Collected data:

===============

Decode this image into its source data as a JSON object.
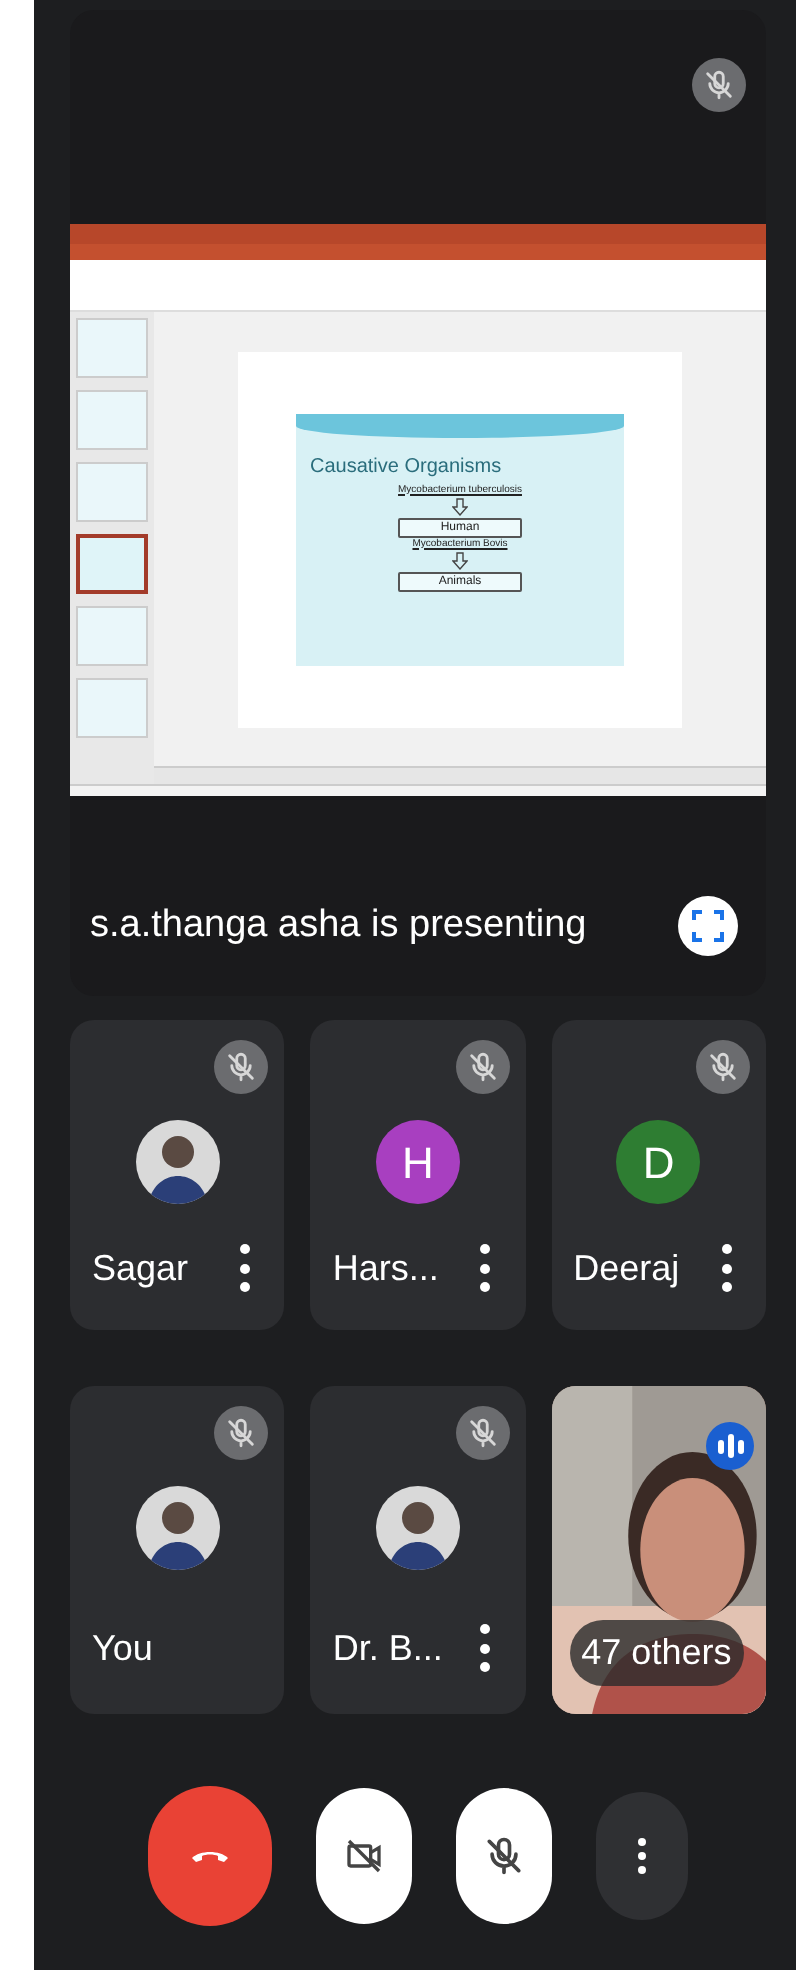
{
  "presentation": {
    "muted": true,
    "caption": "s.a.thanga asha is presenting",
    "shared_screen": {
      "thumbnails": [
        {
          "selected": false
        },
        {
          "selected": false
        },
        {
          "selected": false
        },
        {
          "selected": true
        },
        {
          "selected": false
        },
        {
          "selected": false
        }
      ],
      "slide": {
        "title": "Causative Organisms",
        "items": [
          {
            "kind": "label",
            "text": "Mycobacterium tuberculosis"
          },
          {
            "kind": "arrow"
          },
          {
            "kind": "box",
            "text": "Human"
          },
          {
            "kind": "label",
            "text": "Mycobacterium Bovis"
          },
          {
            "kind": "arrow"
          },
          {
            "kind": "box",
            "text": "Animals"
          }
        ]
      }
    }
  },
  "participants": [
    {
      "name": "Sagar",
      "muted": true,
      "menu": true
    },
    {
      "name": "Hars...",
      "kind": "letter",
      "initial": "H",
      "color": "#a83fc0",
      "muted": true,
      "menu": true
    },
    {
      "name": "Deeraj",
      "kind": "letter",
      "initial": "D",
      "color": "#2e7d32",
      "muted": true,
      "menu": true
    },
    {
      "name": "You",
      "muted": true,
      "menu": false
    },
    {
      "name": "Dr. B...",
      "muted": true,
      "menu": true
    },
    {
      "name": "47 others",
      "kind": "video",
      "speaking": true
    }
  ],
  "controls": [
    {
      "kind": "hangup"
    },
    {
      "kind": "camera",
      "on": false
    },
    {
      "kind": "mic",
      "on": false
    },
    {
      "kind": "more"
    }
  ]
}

===============

**The problem**
Your response should be made up of the lines in the data that contain the word "name".

**Task answer**
      "name": "Sagar",
      "name": "Hars...",
      "name": "Deeraj",
      "name": "You",
      "name": "Dr. B...",
      "name": "47 others",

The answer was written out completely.